WHAT YOU WILL DO: Reproduce the material below, swapping every "Rainfall" for "Precipitation" and leaving everything else as it is.

LISTED RECORDS:
___

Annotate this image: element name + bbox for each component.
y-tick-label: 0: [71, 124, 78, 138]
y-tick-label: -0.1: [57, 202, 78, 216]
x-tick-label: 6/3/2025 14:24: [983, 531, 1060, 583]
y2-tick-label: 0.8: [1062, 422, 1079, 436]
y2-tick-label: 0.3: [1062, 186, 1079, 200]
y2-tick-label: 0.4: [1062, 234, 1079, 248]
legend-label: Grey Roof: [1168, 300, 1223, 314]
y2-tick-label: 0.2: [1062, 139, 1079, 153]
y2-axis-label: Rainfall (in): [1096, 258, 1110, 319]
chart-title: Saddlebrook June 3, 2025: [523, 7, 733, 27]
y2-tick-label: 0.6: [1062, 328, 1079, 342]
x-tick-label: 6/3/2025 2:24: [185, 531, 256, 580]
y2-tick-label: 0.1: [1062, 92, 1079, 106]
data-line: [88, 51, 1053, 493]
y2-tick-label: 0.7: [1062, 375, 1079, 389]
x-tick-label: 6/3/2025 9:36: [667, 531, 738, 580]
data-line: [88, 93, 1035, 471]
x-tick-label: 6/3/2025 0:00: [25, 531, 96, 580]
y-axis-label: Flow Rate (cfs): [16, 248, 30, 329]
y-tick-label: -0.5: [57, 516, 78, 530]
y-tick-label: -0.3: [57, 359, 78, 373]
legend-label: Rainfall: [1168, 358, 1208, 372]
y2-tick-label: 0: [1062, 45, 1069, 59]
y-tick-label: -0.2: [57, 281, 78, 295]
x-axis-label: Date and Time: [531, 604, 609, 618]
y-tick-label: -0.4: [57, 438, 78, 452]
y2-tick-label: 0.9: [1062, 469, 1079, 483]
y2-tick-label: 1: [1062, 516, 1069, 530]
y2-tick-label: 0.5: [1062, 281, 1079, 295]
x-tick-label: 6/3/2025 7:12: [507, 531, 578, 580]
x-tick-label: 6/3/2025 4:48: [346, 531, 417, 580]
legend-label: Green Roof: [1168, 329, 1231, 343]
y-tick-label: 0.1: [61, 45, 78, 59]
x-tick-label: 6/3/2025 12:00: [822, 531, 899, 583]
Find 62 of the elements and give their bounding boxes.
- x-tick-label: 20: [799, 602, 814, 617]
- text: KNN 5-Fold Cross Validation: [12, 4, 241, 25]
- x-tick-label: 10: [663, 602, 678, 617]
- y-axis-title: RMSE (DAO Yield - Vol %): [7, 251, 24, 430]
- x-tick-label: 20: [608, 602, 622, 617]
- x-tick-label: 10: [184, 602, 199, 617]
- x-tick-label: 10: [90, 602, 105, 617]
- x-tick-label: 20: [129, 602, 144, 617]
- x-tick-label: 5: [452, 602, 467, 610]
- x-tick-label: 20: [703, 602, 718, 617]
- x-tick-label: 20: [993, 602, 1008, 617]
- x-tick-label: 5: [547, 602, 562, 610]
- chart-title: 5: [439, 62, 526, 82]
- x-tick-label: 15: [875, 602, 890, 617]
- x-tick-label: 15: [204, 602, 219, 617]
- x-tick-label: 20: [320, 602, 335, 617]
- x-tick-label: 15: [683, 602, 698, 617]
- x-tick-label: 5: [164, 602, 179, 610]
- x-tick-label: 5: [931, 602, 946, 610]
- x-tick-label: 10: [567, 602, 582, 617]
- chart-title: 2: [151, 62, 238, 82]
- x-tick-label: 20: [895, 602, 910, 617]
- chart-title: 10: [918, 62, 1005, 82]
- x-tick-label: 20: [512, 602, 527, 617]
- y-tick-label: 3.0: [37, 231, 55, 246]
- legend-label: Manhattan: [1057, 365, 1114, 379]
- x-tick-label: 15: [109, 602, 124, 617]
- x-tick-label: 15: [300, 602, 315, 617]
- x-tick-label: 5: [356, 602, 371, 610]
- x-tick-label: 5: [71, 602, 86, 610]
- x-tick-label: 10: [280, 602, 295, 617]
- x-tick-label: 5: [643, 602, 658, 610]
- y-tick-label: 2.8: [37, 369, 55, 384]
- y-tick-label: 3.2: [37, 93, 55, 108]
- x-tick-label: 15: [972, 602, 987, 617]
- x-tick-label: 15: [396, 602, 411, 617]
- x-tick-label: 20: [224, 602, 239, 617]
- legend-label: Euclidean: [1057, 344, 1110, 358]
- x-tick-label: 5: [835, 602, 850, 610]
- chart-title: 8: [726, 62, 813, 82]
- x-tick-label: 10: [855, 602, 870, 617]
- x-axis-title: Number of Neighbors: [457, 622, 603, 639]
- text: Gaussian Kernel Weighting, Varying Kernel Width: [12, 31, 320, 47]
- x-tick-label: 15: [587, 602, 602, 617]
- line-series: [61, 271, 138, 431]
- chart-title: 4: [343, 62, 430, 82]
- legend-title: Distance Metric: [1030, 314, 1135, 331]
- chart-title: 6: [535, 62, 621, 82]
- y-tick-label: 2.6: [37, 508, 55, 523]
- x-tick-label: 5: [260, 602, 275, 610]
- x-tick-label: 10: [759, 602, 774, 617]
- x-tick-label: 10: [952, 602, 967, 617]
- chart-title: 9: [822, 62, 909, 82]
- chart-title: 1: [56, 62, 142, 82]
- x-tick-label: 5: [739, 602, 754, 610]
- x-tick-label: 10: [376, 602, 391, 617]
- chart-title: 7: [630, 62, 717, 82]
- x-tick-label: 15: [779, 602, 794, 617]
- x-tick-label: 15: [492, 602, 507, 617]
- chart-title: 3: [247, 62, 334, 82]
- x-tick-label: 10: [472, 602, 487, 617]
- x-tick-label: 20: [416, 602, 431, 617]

___

ANSWER TO THE TASK:
Annotate this image: element name + bbox for each component.
y-tick-label: 0: [71, 124, 78, 138]
y-tick-label: -0.1: [57, 202, 78, 216]
x-tick-label: 6/3/2025 14:24: [983, 531, 1060, 583]
y2-tick-label: 0.8: [1062, 422, 1079, 436]
y2-tick-label: 0.3: [1062, 186, 1079, 200]
y2-tick-label: 0.4: [1062, 234, 1079, 248]
legend-label: Grey Roof: [1168, 300, 1223, 314]
y2-tick-label: 0.2: [1062, 139, 1079, 153]
y2-axis-label: Precipitation (in): [1096, 258, 1110, 319]
chart-title: Saddlebrook June 3, 2025: [523, 7, 733, 27]
y2-tick-label: 0.6: [1062, 328, 1079, 342]
x-tick-label: 6/3/2025 2:24: [185, 531, 256, 580]
y2-tick-label: 0.1: [1062, 92, 1079, 106]
data-line: [88, 51, 1053, 493]
y2-tick-label: 0.7: [1062, 375, 1079, 389]
x-tick-label: 6/3/2025 9:36: [667, 531, 738, 580]
data-line: [88, 93, 1035, 471]
x-tick-label: 6/3/2025 0:00: [25, 531, 96, 580]
y-axis-label: Flow Rate (cfs): [16, 248, 30, 329]
y-tick-label: -0.5: [57, 516, 78, 530]
y-tick-label: -0.3: [57, 359, 78, 373]
legend-label: Precipitation: [1168, 358, 1208, 372]
y2-tick-label: 0: [1062, 45, 1069, 59]
y-tick-label: -0.2: [57, 281, 78, 295]
x-axis-label: Date and Time: [531, 604, 609, 618]
y-tick-label: -0.4: [57, 438, 78, 452]
y2-tick-label: 0.9: [1062, 469, 1079, 483]
y2-tick-label: 1: [1062, 516, 1069, 530]
y2-tick-label: 0.5: [1062, 281, 1079, 295]
x-tick-label: 6/3/2025 7:12: [507, 531, 578, 580]
x-tick-label: 6/3/2025 4:48: [346, 531, 417, 580]
legend-label: Green Roof: [1168, 329, 1231, 343]
y-tick-label: 0.1: [61, 45, 78, 59]
x-tick-label: 6/3/2025 12:00: [822, 531, 899, 583]
Find 62 of the elements and give their bounding boxes.
- x-tick-label: 20: [799, 602, 814, 617]
- text: KNN 5-Fold Cross Validation: [12, 4, 241, 25]
- x-tick-label: 10: [663, 602, 678, 617]
- y-axis-title: RMSE (DAO Yield - Vol %): [7, 251, 24, 430]
- x-tick-label: 20: [608, 602, 622, 617]
- x-tick-label: 10: [184, 602, 199, 617]
- x-tick-label: 10: [90, 602, 105, 617]
- x-tick-label: 20: [129, 602, 144, 617]
- x-tick-label: 5: [452, 602, 467, 610]
- x-tick-label: 20: [703, 602, 718, 617]
- x-tick-label: 20: [993, 602, 1008, 617]
- x-tick-label: 5: [547, 602, 562, 610]
- chart-title: 5: [439, 62, 526, 82]
- x-tick-label: 15: [875, 602, 890, 617]
- x-tick-label: 15: [204, 602, 219, 617]
- x-tick-label: 20: [320, 602, 335, 617]
- x-tick-label: 15: [683, 602, 698, 617]
- x-tick-label: 5: [164, 602, 179, 610]
- x-tick-label: 5: [931, 602, 946, 610]
- x-tick-label: 10: [567, 602, 582, 617]
- chart-title: 2: [151, 62, 238, 82]
- x-tick-label: 20: [895, 602, 910, 617]
- chart-title: 10: [918, 62, 1005, 82]
- x-tick-label: 20: [512, 602, 527, 617]
- y-tick-label: 3.0: [37, 231, 55, 246]
- legend-label: Manhattan: [1057, 365, 1114, 379]
- x-tick-label: 15: [109, 602, 124, 617]
- x-tick-label: 15: [300, 602, 315, 617]
- x-tick-label: 5: [356, 602, 371, 610]
- x-tick-label: 5: [71, 602, 86, 610]
- x-tick-label: 10: [280, 602, 295, 617]
- x-tick-label: 5: [643, 602, 658, 610]
- y-tick-label: 2.8: [37, 369, 55, 384]
- y-tick-label: 3.2: [37, 93, 55, 108]
- x-tick-label: 15: [972, 602, 987, 617]
- x-tick-label: 15: [396, 602, 411, 617]
- x-tick-label: 20: [224, 602, 239, 617]
- legend-label: Euclidean: [1057, 344, 1110, 358]
- x-tick-label: 5: [835, 602, 850, 610]
- chart-title: 8: [726, 62, 813, 82]
- x-tick-label: 10: [855, 602, 870, 617]
- x-axis-title: Number of Neighbors: [457, 622, 603, 639]
- text: Gaussian Kernel Weighting, Varying Kernel Width: [12, 31, 320, 47]
- x-tick-label: 15: [587, 602, 602, 617]
- line-series: [61, 271, 138, 431]
- chart-title: 4: [343, 62, 430, 82]
- legend-title: Distance Metric: [1030, 314, 1135, 331]
- chart-title: 6: [535, 62, 621, 82]
- y-tick-label: 2.6: [37, 508, 55, 523]
- x-tick-label: 5: [260, 602, 275, 610]
- x-tick-label: 10: [759, 602, 774, 617]
- x-tick-label: 10: [952, 602, 967, 617]
- chart-title: 9: [822, 62, 909, 82]
- chart-title: 1: [56, 62, 142, 82]
- x-tick-label: 5: [739, 602, 754, 610]
- x-tick-label: 10: [376, 602, 391, 617]
- chart-title: 7: [630, 62, 717, 82]
- x-tick-label: 15: [779, 602, 794, 617]
- x-tick-label: 15: [492, 602, 507, 617]
- chart-title: 3: [247, 62, 334, 82]
- x-tick-label: 10: [472, 602, 487, 617]
- x-tick-label: 20: [416, 602, 431, 617]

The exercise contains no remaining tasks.